[Stored entries]
+ + + +

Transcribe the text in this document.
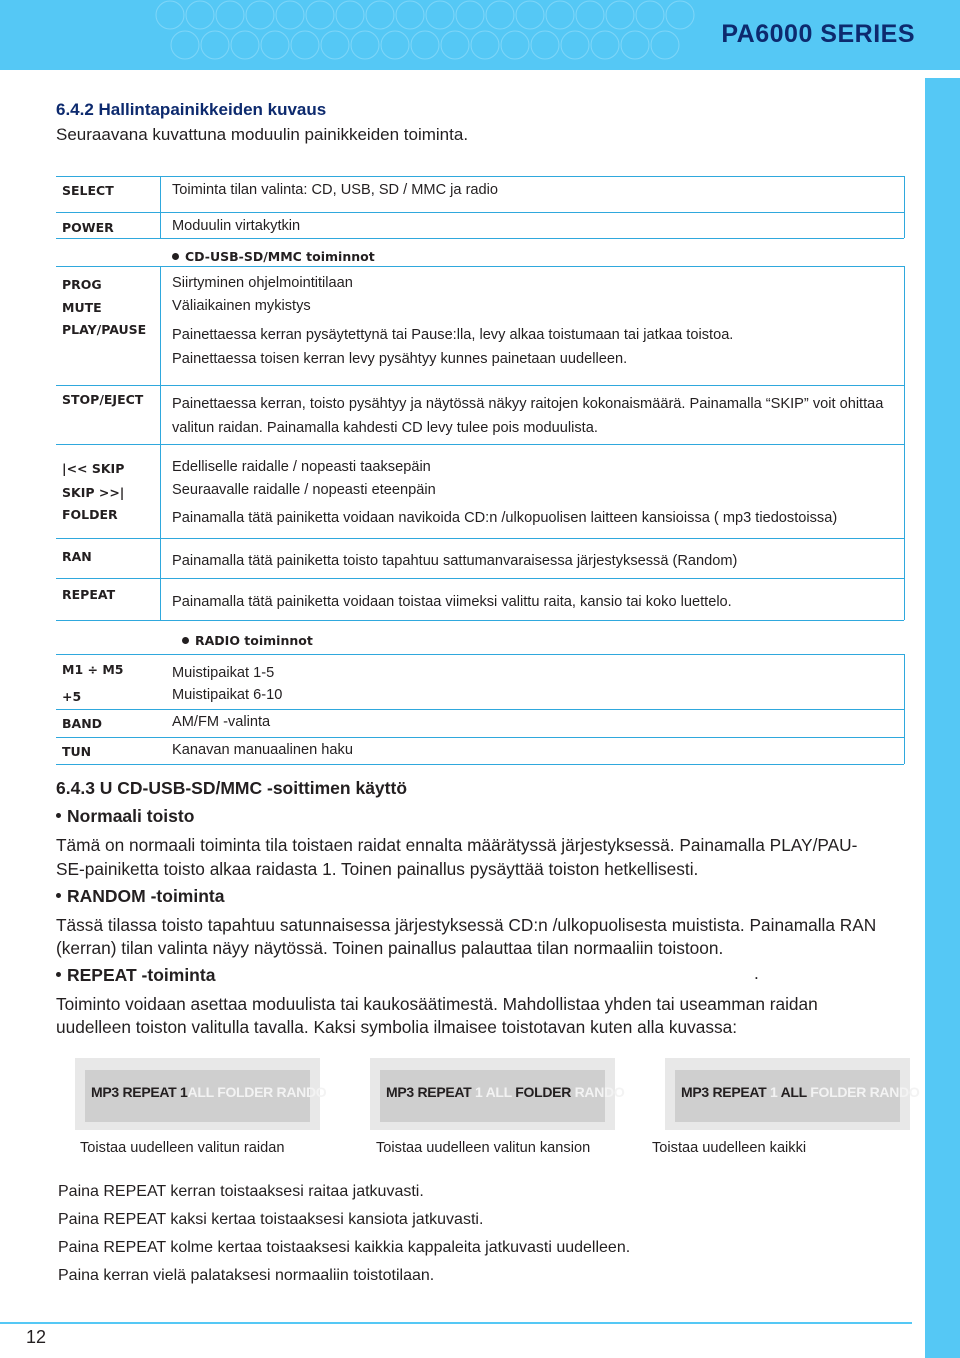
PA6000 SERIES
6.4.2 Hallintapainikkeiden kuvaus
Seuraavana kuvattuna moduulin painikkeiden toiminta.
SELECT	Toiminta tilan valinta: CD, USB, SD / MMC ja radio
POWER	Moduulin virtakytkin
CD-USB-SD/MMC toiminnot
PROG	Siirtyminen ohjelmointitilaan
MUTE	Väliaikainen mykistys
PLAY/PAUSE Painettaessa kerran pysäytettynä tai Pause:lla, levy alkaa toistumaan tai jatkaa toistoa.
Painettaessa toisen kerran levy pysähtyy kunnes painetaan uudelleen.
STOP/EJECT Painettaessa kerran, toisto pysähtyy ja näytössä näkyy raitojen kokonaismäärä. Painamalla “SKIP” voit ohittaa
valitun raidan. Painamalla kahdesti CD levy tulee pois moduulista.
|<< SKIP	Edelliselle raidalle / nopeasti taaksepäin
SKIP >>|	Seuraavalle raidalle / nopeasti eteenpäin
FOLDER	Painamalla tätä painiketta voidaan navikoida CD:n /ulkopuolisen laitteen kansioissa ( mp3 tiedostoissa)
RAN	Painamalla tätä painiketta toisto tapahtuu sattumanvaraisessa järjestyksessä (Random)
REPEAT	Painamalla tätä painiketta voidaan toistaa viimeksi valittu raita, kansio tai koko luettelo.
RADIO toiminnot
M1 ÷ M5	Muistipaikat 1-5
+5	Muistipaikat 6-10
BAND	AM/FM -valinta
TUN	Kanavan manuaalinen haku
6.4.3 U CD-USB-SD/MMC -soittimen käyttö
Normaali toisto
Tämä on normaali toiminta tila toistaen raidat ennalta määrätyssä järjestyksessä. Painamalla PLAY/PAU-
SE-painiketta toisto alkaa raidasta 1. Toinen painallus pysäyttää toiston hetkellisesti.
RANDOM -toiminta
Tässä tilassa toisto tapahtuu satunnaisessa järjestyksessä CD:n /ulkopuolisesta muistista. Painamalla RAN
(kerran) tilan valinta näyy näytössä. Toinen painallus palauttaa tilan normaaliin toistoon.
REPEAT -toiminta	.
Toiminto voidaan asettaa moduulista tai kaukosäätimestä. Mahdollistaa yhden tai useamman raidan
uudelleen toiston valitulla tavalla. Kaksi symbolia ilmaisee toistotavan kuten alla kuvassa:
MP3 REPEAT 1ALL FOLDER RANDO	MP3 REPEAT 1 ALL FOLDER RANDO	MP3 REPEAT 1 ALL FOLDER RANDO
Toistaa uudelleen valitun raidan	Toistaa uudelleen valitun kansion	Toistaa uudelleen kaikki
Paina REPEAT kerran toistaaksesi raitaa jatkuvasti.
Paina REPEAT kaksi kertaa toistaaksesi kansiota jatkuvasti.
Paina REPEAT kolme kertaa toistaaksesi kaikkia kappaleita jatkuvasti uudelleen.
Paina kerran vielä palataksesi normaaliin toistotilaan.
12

+ + + +

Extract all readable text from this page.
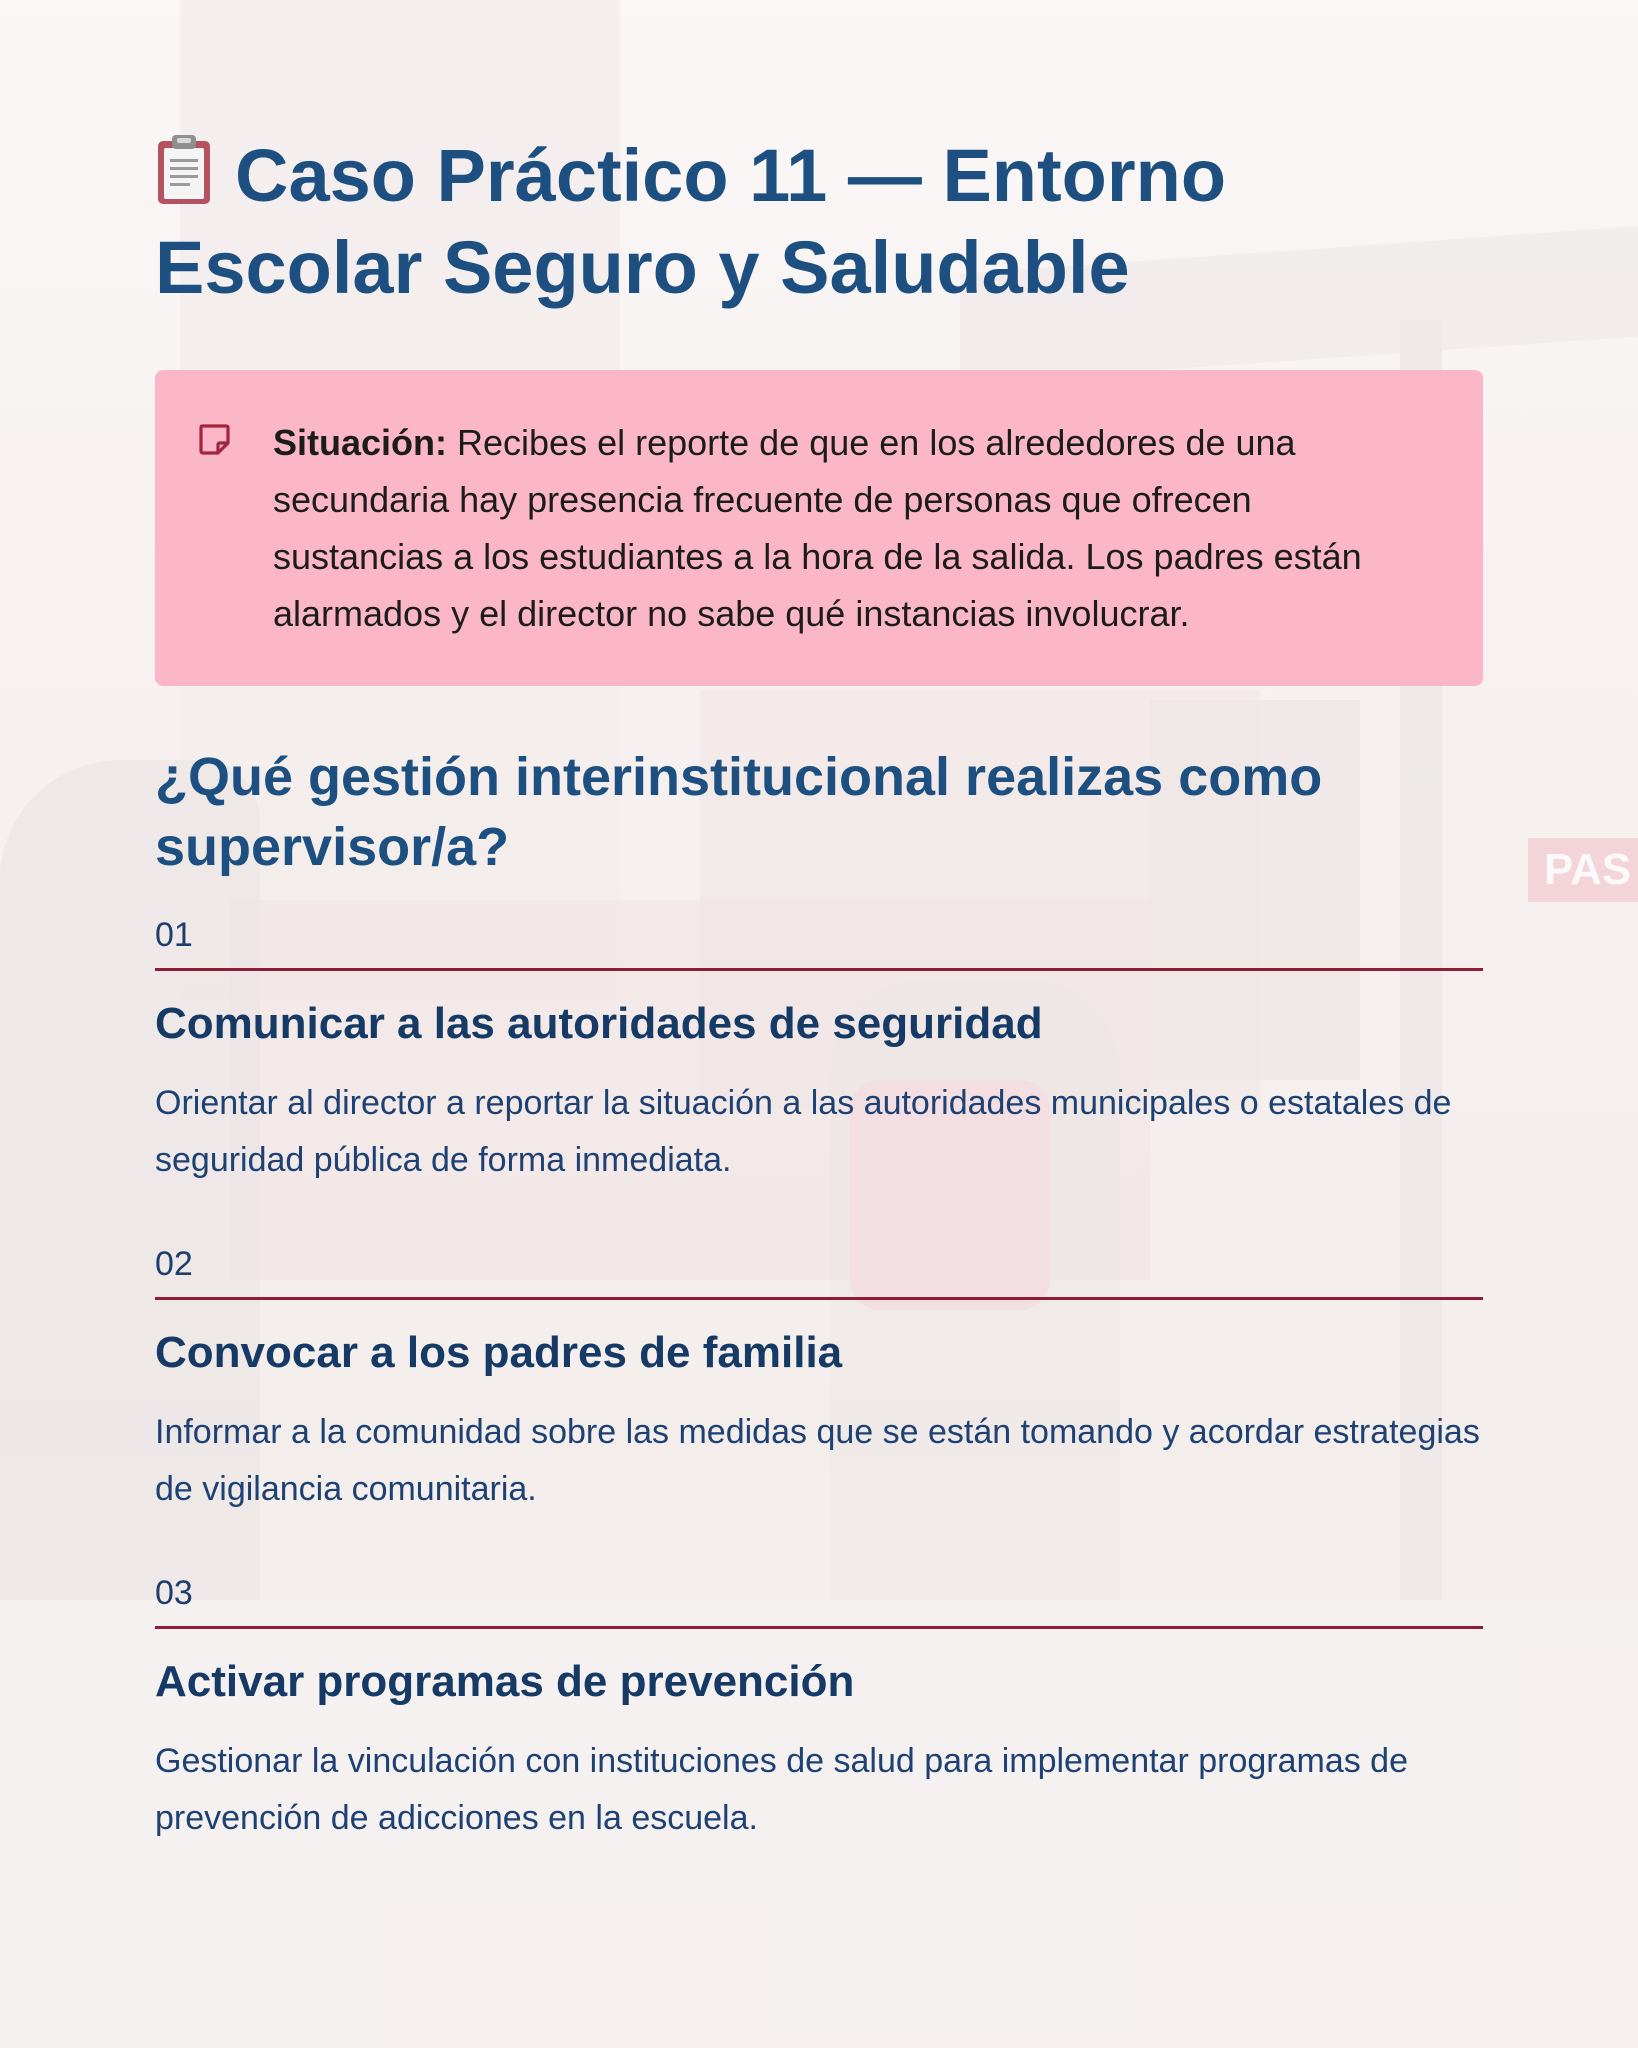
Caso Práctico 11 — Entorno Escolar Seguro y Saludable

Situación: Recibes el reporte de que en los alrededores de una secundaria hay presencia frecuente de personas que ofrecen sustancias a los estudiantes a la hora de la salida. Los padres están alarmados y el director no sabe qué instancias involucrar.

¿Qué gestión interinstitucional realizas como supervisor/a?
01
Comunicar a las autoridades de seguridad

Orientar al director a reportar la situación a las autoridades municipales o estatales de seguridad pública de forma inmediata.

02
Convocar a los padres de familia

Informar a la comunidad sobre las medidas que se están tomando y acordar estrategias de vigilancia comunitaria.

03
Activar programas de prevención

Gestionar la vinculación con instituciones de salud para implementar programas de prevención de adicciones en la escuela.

+ + + +

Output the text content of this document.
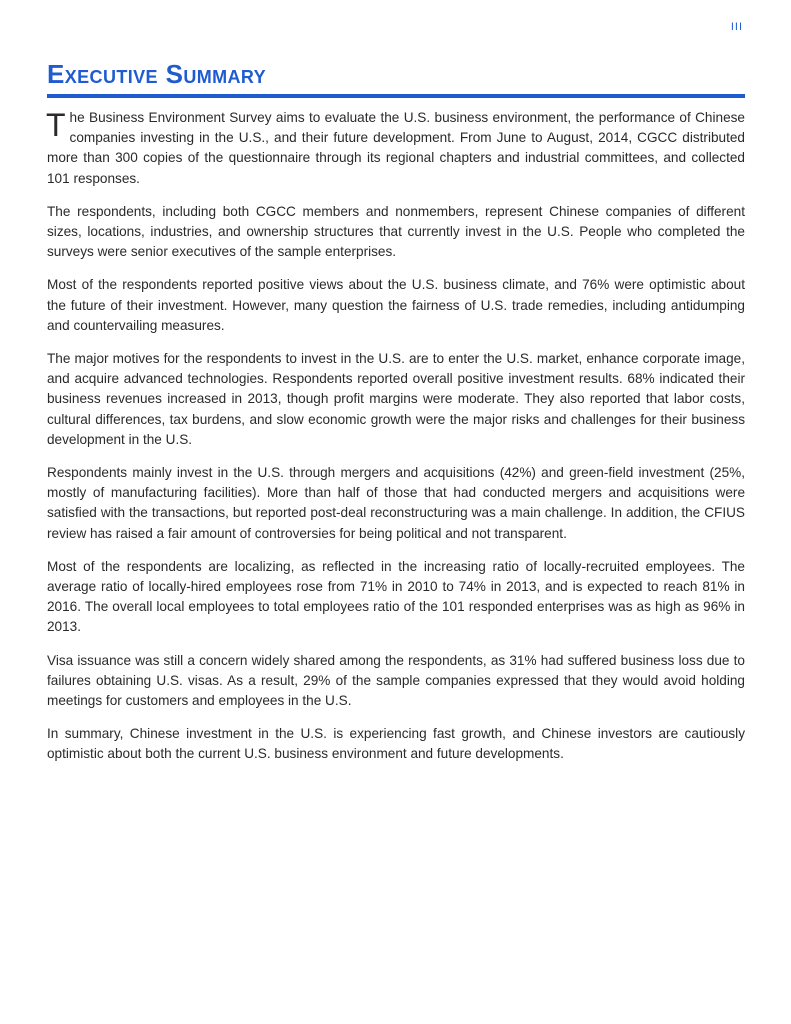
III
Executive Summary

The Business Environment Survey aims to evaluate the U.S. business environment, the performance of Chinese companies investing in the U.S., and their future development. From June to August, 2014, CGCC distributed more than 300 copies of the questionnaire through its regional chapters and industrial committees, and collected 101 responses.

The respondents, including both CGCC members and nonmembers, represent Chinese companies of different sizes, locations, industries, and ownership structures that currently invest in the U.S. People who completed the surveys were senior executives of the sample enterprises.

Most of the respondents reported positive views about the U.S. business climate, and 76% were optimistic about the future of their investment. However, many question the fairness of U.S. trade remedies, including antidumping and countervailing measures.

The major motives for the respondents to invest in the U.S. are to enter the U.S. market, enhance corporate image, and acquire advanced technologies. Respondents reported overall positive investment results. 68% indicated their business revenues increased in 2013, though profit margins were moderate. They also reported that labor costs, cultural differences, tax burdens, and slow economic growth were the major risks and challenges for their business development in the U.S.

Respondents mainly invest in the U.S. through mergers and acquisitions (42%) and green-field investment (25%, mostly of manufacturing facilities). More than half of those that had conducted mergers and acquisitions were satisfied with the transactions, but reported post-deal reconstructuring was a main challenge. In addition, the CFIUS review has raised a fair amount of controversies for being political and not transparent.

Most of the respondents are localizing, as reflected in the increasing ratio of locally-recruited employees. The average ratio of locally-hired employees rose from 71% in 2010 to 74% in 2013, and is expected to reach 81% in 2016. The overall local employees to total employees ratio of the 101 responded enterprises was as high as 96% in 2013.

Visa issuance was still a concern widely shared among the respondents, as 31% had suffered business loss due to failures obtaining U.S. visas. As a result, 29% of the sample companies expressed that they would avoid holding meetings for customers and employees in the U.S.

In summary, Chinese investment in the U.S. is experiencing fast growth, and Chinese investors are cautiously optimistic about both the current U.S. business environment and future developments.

+ + + +

▸ **REQUIRED WORK**: Select all lines in the listing that include the word "toiston".

▸ **EXPECTED ANSWER**:
SE-painiketta toisto alkaa raidasta 1. Toinen painallus pysäyttää toiston hetkellisesti.
uudelleen toiston valitulla tavalla. Kaksi symbolia ilmaisee toistotavan kuten alla kuvassa:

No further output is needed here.